● **REQUIRED TASK**
Reproduce all entries precisely, down to the last character.

● **RECORDS PROVIDED**
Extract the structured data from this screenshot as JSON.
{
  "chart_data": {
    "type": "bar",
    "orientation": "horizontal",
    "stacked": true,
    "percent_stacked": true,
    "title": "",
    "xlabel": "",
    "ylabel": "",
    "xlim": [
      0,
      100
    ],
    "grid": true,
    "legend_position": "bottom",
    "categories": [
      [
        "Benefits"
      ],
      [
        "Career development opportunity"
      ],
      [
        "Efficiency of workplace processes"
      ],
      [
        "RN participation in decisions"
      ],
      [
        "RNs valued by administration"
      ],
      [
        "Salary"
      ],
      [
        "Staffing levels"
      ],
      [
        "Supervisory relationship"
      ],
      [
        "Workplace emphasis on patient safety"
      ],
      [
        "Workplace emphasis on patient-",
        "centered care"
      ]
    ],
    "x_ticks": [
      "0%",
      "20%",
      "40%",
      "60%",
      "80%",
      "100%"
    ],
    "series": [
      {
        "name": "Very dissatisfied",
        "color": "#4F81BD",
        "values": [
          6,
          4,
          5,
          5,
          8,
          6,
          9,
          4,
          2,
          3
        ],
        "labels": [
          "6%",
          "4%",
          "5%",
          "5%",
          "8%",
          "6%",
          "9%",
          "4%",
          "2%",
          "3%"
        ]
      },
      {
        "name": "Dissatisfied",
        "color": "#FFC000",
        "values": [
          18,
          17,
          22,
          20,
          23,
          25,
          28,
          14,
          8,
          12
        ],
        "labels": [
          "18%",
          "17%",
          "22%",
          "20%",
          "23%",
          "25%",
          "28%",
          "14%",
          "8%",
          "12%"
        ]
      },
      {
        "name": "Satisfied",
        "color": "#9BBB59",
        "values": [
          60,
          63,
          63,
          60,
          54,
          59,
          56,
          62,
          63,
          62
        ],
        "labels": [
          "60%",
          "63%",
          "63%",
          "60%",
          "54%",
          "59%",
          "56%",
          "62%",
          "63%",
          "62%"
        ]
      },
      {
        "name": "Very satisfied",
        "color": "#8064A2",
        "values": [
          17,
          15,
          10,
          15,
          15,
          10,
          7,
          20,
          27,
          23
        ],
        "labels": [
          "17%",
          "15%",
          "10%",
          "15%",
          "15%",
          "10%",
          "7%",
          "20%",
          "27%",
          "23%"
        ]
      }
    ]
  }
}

● **WRITTEN REPLY**
Extract the structured data from this screenshot as JSON.
{
  "chart_data": {
    "type": "bar",
    "orientation": "horizontal",
    "stacked": true,
    "percent_stacked": true,
    "title": "",
    "xlabel": "",
    "ylabel": "",
    "xlim": [
      0,
      100
    ],
    "grid": true,
    "legend_position": "bottom",
    "categories": [
      [
        "Benefits"
      ],
      [
        "Career development opportunity"
      ],
      [
        "Efficiency of workplace processes"
      ],
      [
        "RN participation in decisions"
      ],
      [
        "RNs valued by administration"
      ],
      [
        "Salary"
      ],
      [
        "Staffing levels"
      ],
      [
        "Supervisory relationship"
      ],
      [
        "Workplace emphasis on patient safety"
      ],
      [
        "Workplace emphasis on patient-",
        "centered care"
      ]
    ],
    "x_ticks": [
      "0%",
      "20%",
      "40%",
      "60%",
      "80%",
      "100%"
    ],
    "series": [
      {
        "name": "Very dissatisfied",
        "color": "#4F81BD",
        "values": [
          6,
          4,
          5,
          5,
          8,
          6,
          9,
          4,
          2,
          3
        ],
        "labels": [
          "6%",
          "4%",
          "5%",
          "5%",
          "8%",
          "6%",
          "9%",
          "4%",
          "2%",
          "3%"
        ]
      },
      {
        "name": "Dissatisfied",
        "color": "#FFC000",
        "values": [
          18,
          17,
          22,
          20,
          23,
          25,
          28,
          14,
          8,
          12
        ],
        "labels": [
          "18%",
          "17%",
          "22%",
          "20%",
          "23%",
          "25%",
          "28%",
          "14%",
          "8%",
          "12%"
        ]
      },
      {
        "name": "Satisfied",
        "color": "#9BBB59",
        "values": [
          60,
          63,
          63,
          60,
          54,
          59,
          56,
          62,
          63,
          62
        ],
        "labels": [
          "60%",
          "63%",
          "63%",
          "60%",
          "54%",
          "59%",
          "56%",
          "62%",
          "63%",
          "62%"
        ]
      },
      {
        "name": "Very satisfied",
        "color": "#8064A2",
        "values": [
          17,
          15,
          10,
          15,
          15,
          10,
          7,
          20,
          27,
          23
        ],
        "labels": [
          "17%",
          "15%",
          "10%",
          "15%",
          "15%",
          "10%",
          "7%",
          "20%",
          "27%",
          "23%"
        ]
      }
    ]
  }
}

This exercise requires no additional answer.